* [EXERCISE REQUIREMENTS] Find each line with the word "JSON" and copy it.

* [EXTRACTED MATERIAL]
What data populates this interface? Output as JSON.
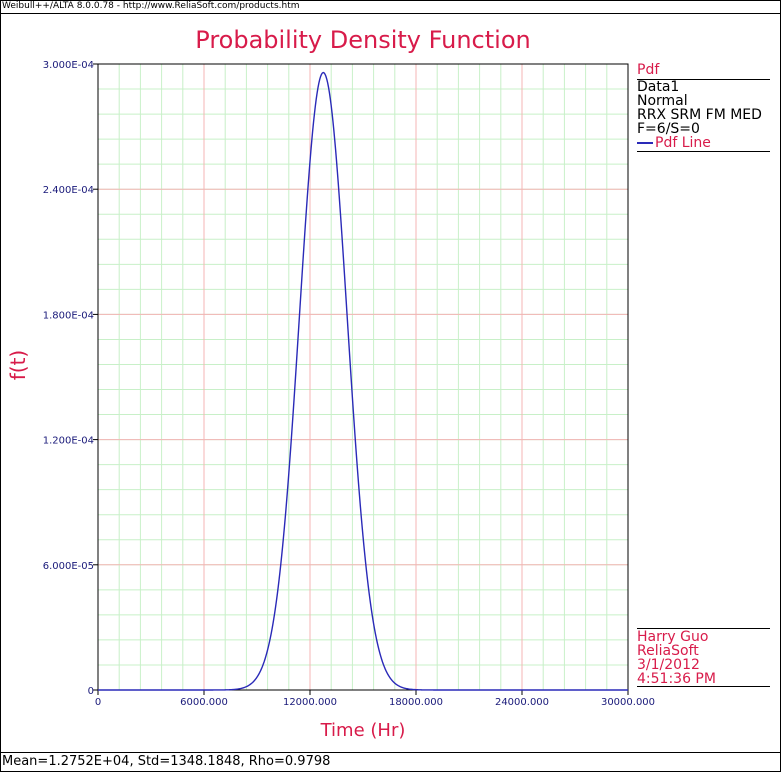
{
  "window": {
    "header_text": "Weibull++/ALTA 8.0.0.78 - http://www.ReliaSoft.com/products.htm"
  },
  "chart_data": {
    "type": "line",
    "title": "Probability Density Function",
    "xlabel": "Time (Hr)",
    "ylabel": "f(t)",
    "xlim": [
      0,
      30000
    ],
    "ylim": [
      0,
      0.0003
    ],
    "x_ticks": [
      "0",
      "6000.000",
      "12000.000",
      "18000.000",
      "24000.000",
      "30000.000"
    ],
    "x_tick_values": [
      0,
      6000,
      12000,
      18000,
      24000,
      30000
    ],
    "y_ticks": [
      "0",
      "6.000E-05",
      "1.200E-04",
      "1.800E-04",
      "2.400E-04",
      "3.000E-04"
    ],
    "y_tick_values": [
      0,
      6e-05,
      0.00012,
      0.00018,
      0.00024,
      0.0003
    ],
    "grid": true,
    "distribution": {
      "kind": "normal",
      "mean": 12752,
      "std": 1348.1848
    },
    "series": [
      {
        "name": "Pdf Line",
        "color": "#2a2ab8"
      }
    ],
    "colors": {
      "major_grid": "#f4b5b5",
      "minor_grid": "#c8f0c8",
      "axis": "#000000",
      "title": "#d81b4a",
      "ticks": "#1a1a7a"
    }
  },
  "legend": {
    "title": "Pdf",
    "lines": [
      "Data1",
      "Normal",
      "RRX SRM FM MED",
      "F=6/S=0"
    ],
    "entry": "Pdf Line"
  },
  "info": {
    "user": "Harry Guo",
    "company": "ReliaSoft",
    "date": "3/1/2012",
    "time": "4:51:36 PM"
  },
  "footer": {
    "stats": "Mean=1.2752E+04, Std=1348.1848, Rho=0.9798"
  }
}
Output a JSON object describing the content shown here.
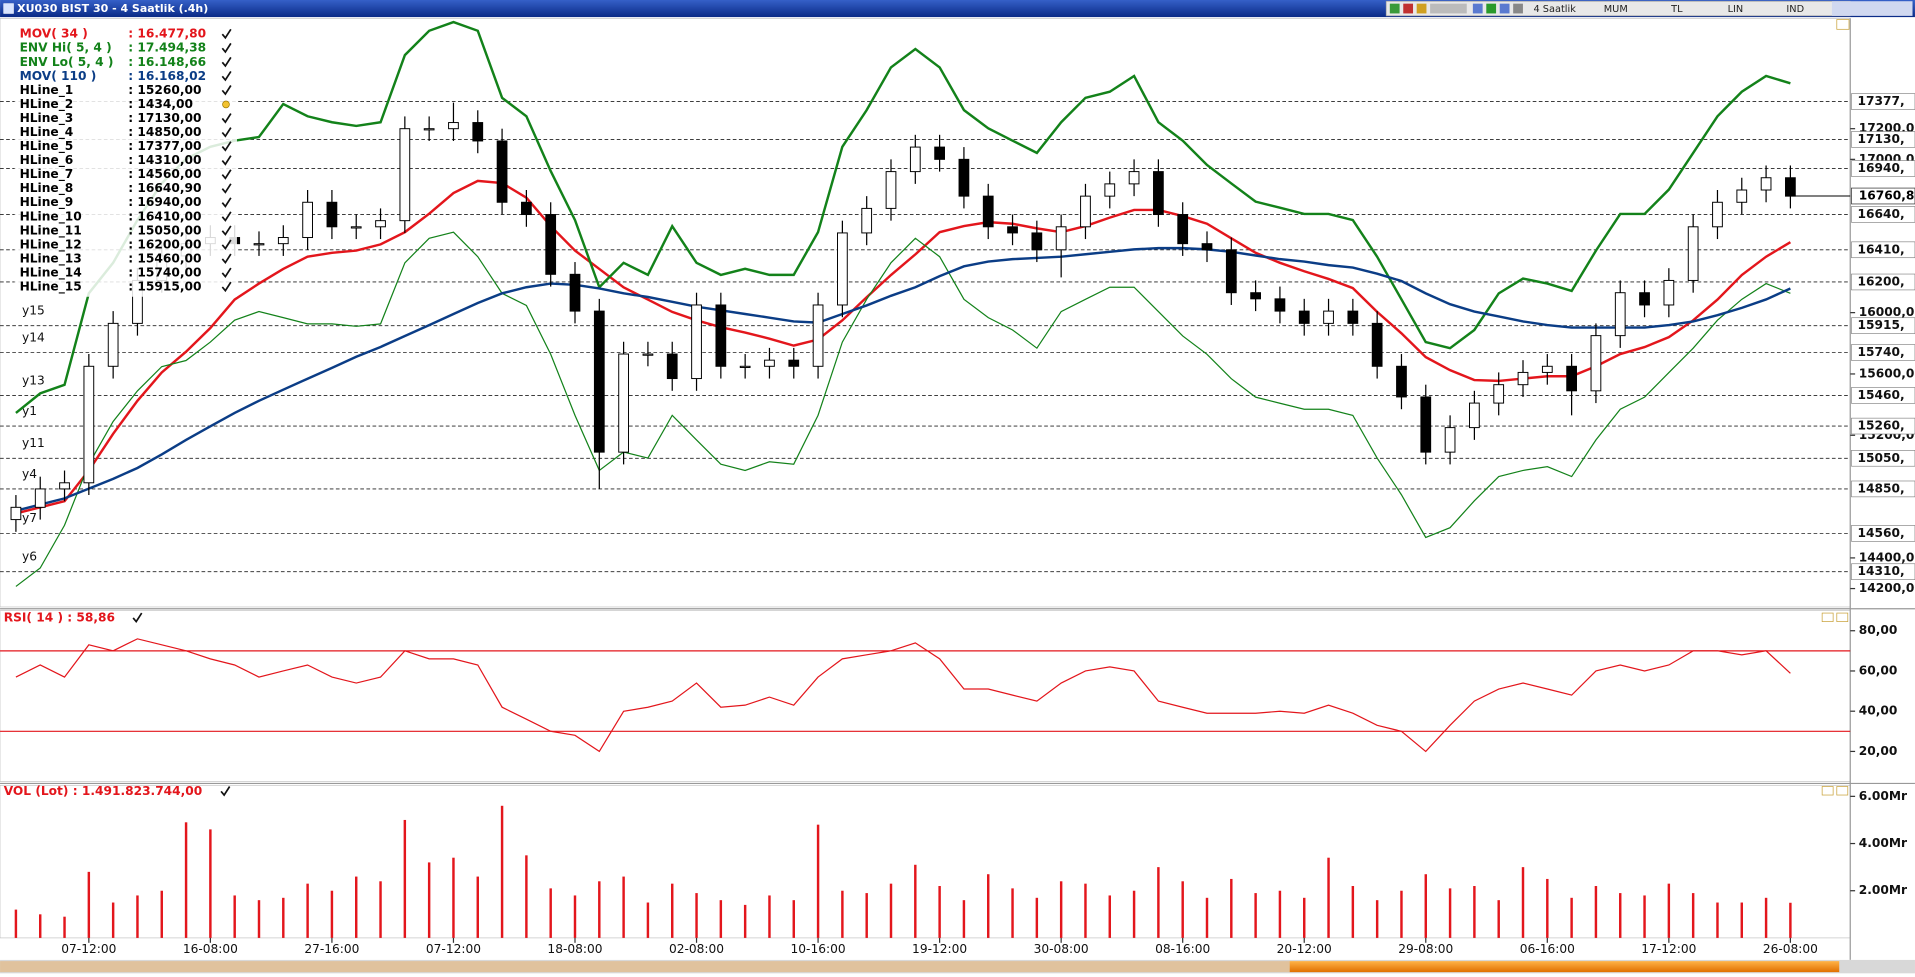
{
  "window": {
    "title": "XU030 BIST 30 - 4 Saatlik (.4h)",
    "toolbar": [
      "4 Saatlik",
      "MUM",
      "TL",
      "LIN",
      "IND"
    ]
  },
  "chart_data": [
    {
      "type": "candlestick",
      "open": [
        14650,
        14730,
        14850,
        14890,
        15650,
        15930,
        16210,
        16370,
        16450,
        16490,
        16450,
        16450,
        16490,
        16720,
        16560,
        16560,
        16600,
        17200,
        17200,
        17240,
        17120,
        16720,
        16640,
        16250,
        16010,
        15090,
        15730,
        15730,
        15570,
        16050,
        15650,
        15650,
        15690,
        15650,
        16050,
        16520,
        16680,
        16920,
        17080,
        17000,
        16760,
        16560,
        16520,
        16410,
        16560,
        16760,
        16840,
        16920,
        16640,
        16450,
        16410,
        16130,
        16090,
        16010,
        15930,
        16010,
        15930,
        15650,
        15450,
        15090,
        15250,
        15410,
        15530,
        15610,
        15650,
        15490,
        15850,
        16130,
        16050,
        16210,
        16560,
        16720,
        16800,
        16880
      ],
      "high": [
        14810,
        14930,
        14970,
        15730,
        16010,
        16290,
        16450,
        16530,
        16570,
        16570,
        16530,
        16570,
        16800,
        16800,
        16640,
        16680,
        17280,
        17280,
        17370,
        17320,
        17200,
        16800,
        16720,
        16330,
        16090,
        15810,
        15810,
        15810,
        16130,
        16130,
        15730,
        15770,
        15770,
        16130,
        16600,
        16760,
        17000,
        17160,
        17160,
        17080,
        16840,
        16640,
        16600,
        16640,
        16840,
        16920,
        17000,
        17000,
        16720,
        16530,
        16490,
        16210,
        16170,
        16090,
        16090,
        16090,
        16010,
        15730,
        15530,
        15330,
        15490,
        15610,
        15690,
        15730,
        15730,
        15930,
        16210,
        16210,
        16290,
        16640,
        16800,
        16880,
        16960,
        16960
      ],
      "low": [
        14570,
        14650,
        14770,
        14810,
        15570,
        15850,
        16130,
        16290,
        16370,
        16370,
        16370,
        16370,
        16410,
        16480,
        16480,
        16480,
        16520,
        17120,
        17120,
        17040,
        16640,
        16560,
        16170,
        15930,
        14850,
        15010,
        15650,
        15490,
        15490,
        15570,
        15570,
        15570,
        15570,
        15570,
        15970,
        16440,
        16600,
        16840,
        16920,
        16680,
        16480,
        16440,
        16330,
        16230,
        16480,
        16680,
        16760,
        16560,
        16370,
        16330,
        16050,
        16010,
        15930,
        15850,
        15850,
        15850,
        15570,
        15370,
        15010,
        15010,
        15170,
        15330,
        15450,
        15530,
        15330,
        15410,
        15770,
        15970,
        15970,
        16130,
        16480,
        16640,
        16720,
        16680
      ],
      "close": [
        14730,
        14850,
        14890,
        15650,
        15930,
        16210,
        16370,
        16450,
        16490,
        16450,
        16450,
        16490,
        16720,
        16560,
        16560,
        16600,
        17200,
        17200,
        17240,
        17120,
        16720,
        16640,
        16250,
        16010,
        15090,
        15730,
        15730,
        15570,
        16050,
        15650,
        15650,
        15690,
        15650,
        16050,
        16520,
        16680,
        16920,
        17080,
        17000,
        16760,
        16560,
        16520,
        16410,
        16560,
        16760,
        16840,
        16920,
        16640,
        16450,
        16410,
        16130,
        16090,
        16010,
        15930,
        16010,
        15930,
        15650,
        15450,
        15090,
        15250,
        15410,
        15530,
        15610,
        15650,
        15490,
        15850,
        16130,
        16050,
        16210,
        16560,
        16720,
        16800,
        16880,
        16760
      ],
      "up_color": "#ffffff",
      "down_color": "#000000",
      "series": [
        {
          "name": "MOV( 34 )",
          "value_label": ": 16.477,80",
          "color": "#e3161c",
          "width": 2,
          "values": [
            14690,
            14730,
            14770,
            14970,
            15210,
            15425,
            15610,
            15745,
            15900,
            16085,
            16190,
            16285,
            16365,
            16390,
            16405,
            16445,
            16525,
            16645,
            16780,
            16860,
            16845,
            16750,
            16565,
            16405,
            16285,
            16165,
            16085,
            16005,
            15950,
            15905,
            15870,
            15830,
            15785,
            15825,
            15950,
            16100,
            16245,
            16380,
            16525,
            16565,
            16590,
            16580,
            16550,
            16525,
            16565,
            16620,
            16670,
            16670,
            16630,
            16580,
            16485,
            16390,
            16325,
            16270,
            16220,
            16160,
            16005,
            15865,
            15710,
            15625,
            15560,
            15555,
            15570,
            15585,
            15585,
            15650,
            15730,
            15775,
            15840,
            15950,
            16085,
            16245,
            16365,
            16460
          ]
        },
        {
          "name": "ENV Hi( 5, 4 )",
          "value_label": ": 17.494,38",
          "color": "#13821a",
          "width": 2,
          "values": [
            15346,
            15473,
            15529,
            16126,
            16325,
            16604,
            16843,
            17003,
            17082,
            17122,
            17146,
            17361,
            17281,
            17242,
            17218,
            17242,
            17680,
            17839,
            17895,
            17839,
            17401,
            17281,
            16923,
            16604,
            16166,
            16325,
            16246,
            16564,
            16325,
            16246,
            16286,
            16246,
            16246,
            16525,
            17082,
            17321,
            17600,
            17720,
            17600,
            17321,
            17202,
            17122,
            17042,
            17242,
            17401,
            17441,
            17544,
            17242,
            17122,
            16963,
            16843,
            16724,
            16684,
            16644,
            16644,
            16604,
            16365,
            16087,
            15808,
            15768,
            15887,
            16126,
            16222,
            16190,
            16142,
            16405,
            16644,
            16644,
            16803,
            17042,
            17281,
            17441,
            17544,
            17496
          ]
        },
        {
          "name": "ENV Lo( 5, 4 )",
          "value_label": ": 16.148,66",
          "color": "#13821a",
          "width": 1,
          "values": [
            14214,
            14334,
            14613,
            15011,
            15290,
            15489,
            15648,
            15688,
            15808,
            15951,
            16007,
            15967,
            15927,
            15927,
            15911,
            15927,
            16325,
            16485,
            16525,
            16365,
            16126,
            16047,
            15728,
            15330,
            14971,
            15091,
            15051,
            15330,
            15170,
            15011,
            14971,
            15027,
            15011,
            15330,
            15808,
            16087,
            16325,
            16485,
            16365,
            16087,
            15967,
            15887,
            15768,
            16007,
            16087,
            16166,
            16166,
            16007,
            15848,
            15728,
            15569,
            15449,
            15409,
            15370,
            15370,
            15330,
            15051,
            14812,
            14533,
            14597,
            14772,
            14931,
            14971,
            14995,
            14931,
            15170,
            15370,
            15449,
            15609,
            15768,
            15951,
            16087,
            16190,
            16126
          ]
        },
        {
          "name": "MOV( 110 )",
          "value_label": ": 16.168,02",
          "color": "#0b3d86",
          "width": 2,
          "values": [
            14708,
            14748,
            14788,
            14852,
            14916,
            14987,
            15075,
            15170,
            15258,
            15346,
            15425,
            15497,
            15569,
            15640,
            15712,
            15776,
            15848,
            15919,
            15991,
            16063,
            16126,
            16166,
            16190,
            16182,
            16158,
            16126,
            16102,
            16071,
            16039,
            16015,
            15991,
            15967,
            15943,
            15935,
            15991,
            16047,
            16110,
            16166,
            16238,
            16302,
            16333,
            16349,
            16357,
            16365,
            16381,
            16397,
            16413,
            16421,
            16421,
            16413,
            16397,
            16373,
            16349,
            16333,
            16310,
            16294,
            16254,
            16206,
            16126,
            16055,
            16007,
            15975,
            15943,
            15919,
            15903,
            15903,
            15903,
            15903,
            15919,
            15943,
            15983,
            16031,
            16086,
            16158
          ]
        }
      ],
      "hlines": [
        {
          "name": "HLine_1",
          "value": 15260,
          "value_label": ": 15260,00",
          "axis_label": "15260,",
          "tag": "y1",
          "enabled": true
        },
        {
          "name": "HLine_2",
          "value": 1434,
          "value_label": ": 1434,00",
          "enabled": false
        },
        {
          "name": "HLine_3",
          "value": 17130,
          "value_label": ": 17130,00",
          "axis_label": "17130,",
          "enabled": true
        },
        {
          "name": "HLine_4",
          "value": 14850,
          "value_label": ": 14850,00",
          "axis_label": "14850,",
          "tag": "y4",
          "enabled": true
        },
        {
          "name": "HLine_5",
          "value": 17377,
          "value_label": ": 17377,00",
          "axis_label": "17377,",
          "enabled": true
        },
        {
          "name": "HLine_6",
          "value": 14310,
          "value_label": ": 14310,00",
          "axis_label": "14310,",
          "tag": "y6",
          "enabled": true
        },
        {
          "name": "HLine_7",
          "value": 14560,
          "value_label": ": 14560,00",
          "axis_label": "14560,",
          "tag": "y7",
          "enabled": true
        },
        {
          "name": "HLine_8",
          "value": 16640.9,
          "value_label": ": 16640,90",
          "axis_label": "16640,",
          "enabled": true
        },
        {
          "name": "HLine_9",
          "value": 16940,
          "value_label": ": 16940,00",
          "axis_label": "16940,",
          "enabled": true
        },
        {
          "name": "HLine_10",
          "value": 16410,
          "value_label": ": 16410,00",
          "axis_label": "16410,",
          "enabled": true
        },
        {
          "name": "HLine_11",
          "value": 15050,
          "value_label": ": 15050,00",
          "axis_label": "15050,",
          "tag": "y11",
          "enabled": true
        },
        {
          "name": "HLine_12",
          "value": 16200,
          "value_label": ": 16200,00",
          "axis_label": "16200,",
          "enabled": true
        },
        {
          "name": "HLine_13",
          "value": 15460,
          "value_label": ": 15460,00",
          "axis_label": "15460,",
          "tag": "y13",
          "enabled": true
        },
        {
          "name": "HLine_14",
          "value": 15740,
          "value_label": ": 15740,00",
          "axis_label": "15740,",
          "tag": "y14",
          "enabled": true
        },
        {
          "name": "HLine_15",
          "value": 15915,
          "value_label": ": 15915,00",
          "axis_label": "15915,",
          "tag": "y15",
          "enabled": true
        }
      ],
      "last_price": {
        "value": 16760.8,
        "label": "16760,8"
      },
      "ylim": [
        14080,
        17920
      ],
      "yticks": [
        {
          "value": 17200,
          "label": "17200,0"
        },
        {
          "value": 17000,
          "label": "17000,0"
        },
        {
          "value": 16000,
          "label": "16000,0"
        },
        {
          "value": 15600,
          "label": "15600,0"
        },
        {
          "value": 15200,
          "label": "15200,0"
        },
        {
          "value": 14400,
          "label": "14400,0"
        },
        {
          "value": 14200,
          "label": "14200,00"
        }
      ]
    },
    {
      "type": "line",
      "title": "RSI( 14 ) : 58,86",
      "color": "#e3161c",
      "values": [
        57,
        63,
        57,
        73,
        70,
        76,
        73,
        70,
        66,
        63,
        57,
        60,
        63,
        57,
        54,
        57,
        70,
        66,
        66,
        63,
        42,
        36,
        30,
        28,
        20,
        40,
        42,
        45,
        54,
        42,
        43,
        47,
        43,
        57,
        66,
        68,
        70,
        74,
        66,
        51,
        51,
        48,
        45,
        54,
        60,
        62,
        60,
        45,
        42,
        39,
        39,
        39,
        40,
        39,
        43,
        39,
        33,
        30,
        20,
        33,
        45,
        51,
        54,
        51,
        48,
        60,
        63,
        60,
        63,
        70,
        70,
        68,
        70,
        58.86
      ],
      "levels": [
        70,
        30
      ],
      "ylim": [
        5,
        90
      ],
      "yticks": [
        {
          "value": 80,
          "label": "80,00"
        },
        {
          "value": 60,
          "label": "60,00"
        },
        {
          "value": 40,
          "label": "40,00"
        },
        {
          "value": 20,
          "label": "20,00"
        }
      ]
    },
    {
      "type": "bar",
      "title": "VOL (Lot) : 1.491.823.744,00",
      "color": "#e3161c",
      "categories": [
        null,
        null,
        null,
        "07-12:00",
        null,
        null,
        null,
        null,
        "16-08:00",
        null,
        null,
        null,
        null,
        "27-16:00",
        null,
        null,
        null,
        null,
        "07-12:00",
        null,
        null,
        null,
        null,
        "18-08:00",
        null,
        null,
        null,
        null,
        "02-08:00",
        null,
        null,
        null,
        null,
        "10-16:00",
        null,
        null,
        null,
        null,
        "19-12:00",
        null,
        null,
        null,
        null,
        "30-08:00",
        null,
        null,
        null,
        null,
        "08-16:00",
        null,
        null,
        null,
        null,
        "20-12:00",
        null,
        null,
        null,
        null,
        "29-08:00",
        null,
        null,
        null,
        null,
        "06-16:00",
        null,
        null,
        null,
        null,
        "17-12:00",
        null,
        null,
        null,
        null,
        "26-08:00"
      ],
      "values": [
        1.2,
        1.0,
        0.9,
        2.8,
        1.5,
        1.8,
        2.0,
        4.9,
        4.6,
        1.8,
        1.6,
        1.7,
        2.3,
        2.0,
        2.6,
        2.4,
        5.0,
        3.2,
        3.4,
        2.6,
        5.6,
        3.5,
        2.1,
        1.8,
        2.4,
        2.6,
        1.5,
        2.3,
        1.9,
        1.6,
        1.4,
        1.8,
        1.6,
        4.8,
        2.0,
        1.9,
        2.3,
        3.1,
        2.2,
        1.6,
        2.7,
        2.1,
        1.7,
        2.4,
        2.3,
        1.8,
        2.0,
        3.0,
        2.4,
        1.7,
        2.5,
        1.9,
        2.0,
        1.7,
        3.4,
        2.2,
        1.6,
        2.0,
        2.7,
        2.1,
        2.2,
        1.6,
        3.0,
        2.5,
        1.7,
        2.2,
        1.9,
        1.8,
        2.3,
        1.9,
        1.5,
        1.5,
        1.7,
        1.49
      ],
      "ylim": [
        0,
        6.47
      ],
      "yticks": [
        {
          "value": 2,
          "label": "2.00Mr"
        },
        {
          "value": 4,
          "label": "4.00Mr"
        },
        {
          "value": 6,
          "label": "6.00Mr"
        }
      ]
    }
  ]
}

* [EXPECTED OUTPUT]
What data populates this interface? Output as JSON.
Output a JSON object describing the content shown here.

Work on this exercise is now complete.